Records
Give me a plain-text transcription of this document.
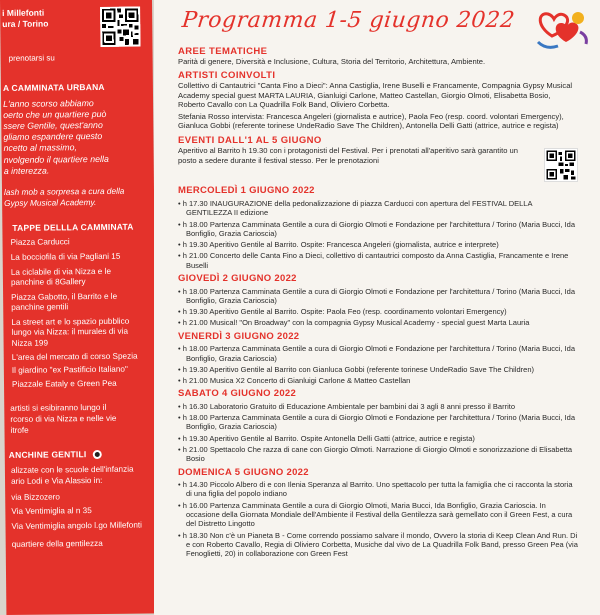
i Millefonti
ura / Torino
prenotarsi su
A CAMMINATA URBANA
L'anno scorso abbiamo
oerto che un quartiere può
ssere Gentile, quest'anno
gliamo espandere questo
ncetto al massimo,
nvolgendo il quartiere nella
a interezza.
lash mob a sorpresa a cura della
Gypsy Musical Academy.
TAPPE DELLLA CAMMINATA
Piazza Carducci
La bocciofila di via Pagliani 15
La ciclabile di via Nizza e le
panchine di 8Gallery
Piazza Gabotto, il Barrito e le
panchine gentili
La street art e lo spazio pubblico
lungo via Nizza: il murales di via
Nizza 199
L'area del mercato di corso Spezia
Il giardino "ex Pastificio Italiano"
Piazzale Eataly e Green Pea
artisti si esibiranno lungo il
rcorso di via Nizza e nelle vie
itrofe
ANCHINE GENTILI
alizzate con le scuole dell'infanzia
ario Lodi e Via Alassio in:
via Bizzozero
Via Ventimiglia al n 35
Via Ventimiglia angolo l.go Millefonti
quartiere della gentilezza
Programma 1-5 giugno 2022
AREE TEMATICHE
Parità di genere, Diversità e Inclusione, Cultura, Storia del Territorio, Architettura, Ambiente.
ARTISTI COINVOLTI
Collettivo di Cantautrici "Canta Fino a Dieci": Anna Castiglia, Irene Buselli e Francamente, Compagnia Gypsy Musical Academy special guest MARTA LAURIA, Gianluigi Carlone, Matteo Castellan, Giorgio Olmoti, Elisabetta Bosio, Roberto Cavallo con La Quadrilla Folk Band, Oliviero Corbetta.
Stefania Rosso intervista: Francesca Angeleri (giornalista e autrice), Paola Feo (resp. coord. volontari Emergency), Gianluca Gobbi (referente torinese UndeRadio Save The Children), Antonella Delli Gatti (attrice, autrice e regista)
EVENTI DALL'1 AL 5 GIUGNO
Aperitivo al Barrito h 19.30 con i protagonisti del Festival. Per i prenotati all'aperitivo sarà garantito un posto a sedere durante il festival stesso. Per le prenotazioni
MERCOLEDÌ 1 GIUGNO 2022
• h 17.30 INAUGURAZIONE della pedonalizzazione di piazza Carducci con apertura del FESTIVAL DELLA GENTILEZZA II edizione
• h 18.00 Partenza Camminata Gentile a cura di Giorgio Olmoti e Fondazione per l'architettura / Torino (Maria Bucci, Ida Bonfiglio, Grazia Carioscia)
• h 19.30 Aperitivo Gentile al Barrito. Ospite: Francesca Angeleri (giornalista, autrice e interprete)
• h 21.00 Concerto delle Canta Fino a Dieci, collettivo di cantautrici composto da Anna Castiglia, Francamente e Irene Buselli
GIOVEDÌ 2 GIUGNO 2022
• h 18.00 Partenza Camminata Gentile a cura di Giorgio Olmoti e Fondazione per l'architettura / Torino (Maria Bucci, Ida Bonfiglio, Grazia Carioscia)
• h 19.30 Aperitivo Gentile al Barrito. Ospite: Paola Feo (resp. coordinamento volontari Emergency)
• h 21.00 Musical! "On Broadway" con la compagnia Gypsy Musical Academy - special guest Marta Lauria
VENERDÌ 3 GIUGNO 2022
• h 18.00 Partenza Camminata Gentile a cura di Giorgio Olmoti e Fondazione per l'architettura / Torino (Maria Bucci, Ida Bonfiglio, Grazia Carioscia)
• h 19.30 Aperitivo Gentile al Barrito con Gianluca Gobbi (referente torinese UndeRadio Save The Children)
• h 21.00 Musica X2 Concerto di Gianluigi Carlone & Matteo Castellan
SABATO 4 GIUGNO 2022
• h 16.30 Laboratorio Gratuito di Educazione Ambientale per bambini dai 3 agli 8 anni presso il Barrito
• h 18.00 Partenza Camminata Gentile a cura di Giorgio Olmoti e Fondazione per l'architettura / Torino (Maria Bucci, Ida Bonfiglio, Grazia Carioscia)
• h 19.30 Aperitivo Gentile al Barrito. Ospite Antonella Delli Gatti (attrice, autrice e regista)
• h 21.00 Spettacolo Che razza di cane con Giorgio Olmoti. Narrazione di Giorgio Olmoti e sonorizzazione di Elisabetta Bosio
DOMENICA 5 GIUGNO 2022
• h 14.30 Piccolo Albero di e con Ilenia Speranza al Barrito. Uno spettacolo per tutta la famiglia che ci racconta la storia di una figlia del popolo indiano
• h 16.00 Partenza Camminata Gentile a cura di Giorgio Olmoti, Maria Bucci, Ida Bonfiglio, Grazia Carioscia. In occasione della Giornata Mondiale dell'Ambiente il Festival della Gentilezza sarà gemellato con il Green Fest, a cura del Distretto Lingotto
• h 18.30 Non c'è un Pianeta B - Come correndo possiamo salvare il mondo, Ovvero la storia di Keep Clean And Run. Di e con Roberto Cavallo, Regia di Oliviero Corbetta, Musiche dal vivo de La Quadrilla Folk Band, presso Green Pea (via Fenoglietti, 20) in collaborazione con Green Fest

Given instruction | Without the pictures, transcribe the listing above exactly.

The output |
Give me a plain-text transcription of this document.
i Millefonti
ura / Torino
prenotarsi su
A CAMMINATA URBANA
L'anno scorso abbiamo
oerto che un quartiere può
ssere Gentile, quest'anno
gliamo espandere questo
ncetto al massimo,
nvolgendo il quartiere nella
a interezza.
lash mob a sorpresa a cura della
Gypsy Musical Academy.
TAPPE DELLLA CAMMINATA
Piazza Carducci
La bocciofila di via Pagliani 15
La ciclabile di via Nizza e le
panchine di 8Gallery
Piazza Gabotto, il Barrito e le
panchine gentili
La street art e lo spazio pubblico
lungo via Nizza: il murales di via
Nizza 199
L'area del mercato di corso Spezia
Il giardino "ex Pastificio Italiano"
Piazzale Eataly e Green Pea
artisti si esibiranno lungo il
rcorso di via Nizza e nelle vie
itrofe
ANCHINE GENTILI
alizzate con le scuole dell'infanzia
ario Lodi e Via Alassio in:
via Bizzozero
Via Ventimiglia al n 35
Via Ventimiglia angolo l.go Millefonti
quartiere della gentilezza
Programma 1-5 giugno 2022
AREE TEMATICHE
Parità di genere, Diversità e Inclusione, Cultura, Storia del Territorio, Architettura, Ambiente.
ARTISTI COINVOLTI
Collettivo di Cantautrici "Canta Fino a Dieci": Anna Castiglia, Irene Buselli e Francamente, Compagnia Gypsy Musical Academy special guest MARTA LAURIA, Gianluigi Carlone, Matteo Castellan, Giorgio Olmoti, Elisabetta Bosio, Roberto Cavallo con La Quadrilla Folk Band, Oliviero Corbetta.
Stefania Rosso intervista: Francesca Angeleri (giornalista e autrice), Paola Feo (resp. coord. volontari Emergency), Gianluca Gobbi (referente torinese UndeRadio Save The Children), Antonella Delli Gatti (attrice, autrice e regista)
EVENTI DALL'1 AL 5 GIUGNO
Aperitivo al Barrito h 19.30 con i protagonisti del Festival. Per i prenotati all'aperitivo sarà garantito un posto a sedere durante il festival stesso. Per le prenotazioni
MERCOLEDÌ 1 GIUGNO 2022
• h 17.30 INAUGURAZIONE della pedonalizzazione di piazza Carducci con apertura del FESTIVAL DELLA GENTILEZZA II edizione
• h 18.00 Partenza Camminata Gentile a cura di Giorgio Olmoti e Fondazione per l'architettura / Torino (Maria Bucci, Ida Bonfiglio, Grazia Carioscia)
• h 19.30 Aperitivo Gentile al Barrito. Ospite: Francesca Angeleri (giornalista, autrice e interprete)
• h 21.00 Concerto delle Canta Fino a Dieci, collettivo di cantautrici composto da Anna Castiglia, Francamente e Irene Buselli
GIOVEDÌ 2 GIUGNO 2022
• h 18.00 Partenza Camminata Gentile a cura di Giorgio Olmoti e Fondazione per l'architettura / Torino (Maria Bucci, Ida Bonfiglio, Grazia Carioscia)
• h 19.30 Aperitivo Gentile al Barrito. Ospite: Paola Feo (resp. coordinamento volontari Emergency)
• h 21.00 Musical! "On Broadway" con la compagnia Gypsy Musical Academy - special guest Marta Lauria
VENERDÌ 3 GIUGNO 2022
• h 18.00 Partenza Camminata Gentile a cura di Giorgio Olmoti e Fondazione per l'architettura / Torino (Maria Bucci, Ida Bonfiglio, Grazia Carioscia)
• h 19.30 Aperitivo Gentile al Barrito con Gianluca Gobbi (referente torinese UndeRadio Save The Children)
• h 21.00 Musica X2 Concerto di Gianluigi Carlone & Matteo Castellan
SABATO 4 GIUGNO 2022
• h 16.30 Laboratorio Gratuito di Educazione Ambientale per bambini dai 3 agli 8 anni presso il Barrito
• h 18.00 Partenza Camminata Gentile a cura di Giorgio Olmoti e Fondazione per l'architettura / Torino (Maria Bucci, Ida Bonfiglio, Grazia Carioscia)
• h 19.30 Aperitivo Gentile al Barrito. Ospite Antonella Delli Gatti (attrice, autrice e regista)
• h 21.00 Spettacolo Che razza di cane con Giorgio Olmoti. Narrazione di Giorgio Olmoti e sonorizzazione di Elisabetta Bosio
DOMENICA 5 GIUGNO 2022
• h 14.30 Piccolo Albero di e con Ilenia Speranza al Barrito. Uno spettacolo per tutta la famiglia che ci racconta la storia di una figlia del popolo indiano
• h 16.00 Partenza Camminata Gentile a cura di Giorgio Olmoti, Maria Bucci, Ida Bonfiglio, Grazia Carioscia. In occasione della Giornata Mondiale dell'Ambiente il Festival della Gentilezza sarà gemellato con il Green Fest, a cura del Distretto Lingotto
• h 18.30 Non c'è un Pianeta B - Come correndo possiamo salvare il mondo, Ovvero la storia di Keep Clean And Run. Di e con Roberto Cavallo, Regia di Oliviero Corbetta, Musiche dal vivo de La Quadrilla Folk Band, presso Green Pea (via Fenoglietti, 20) in collaborazione con Green Fest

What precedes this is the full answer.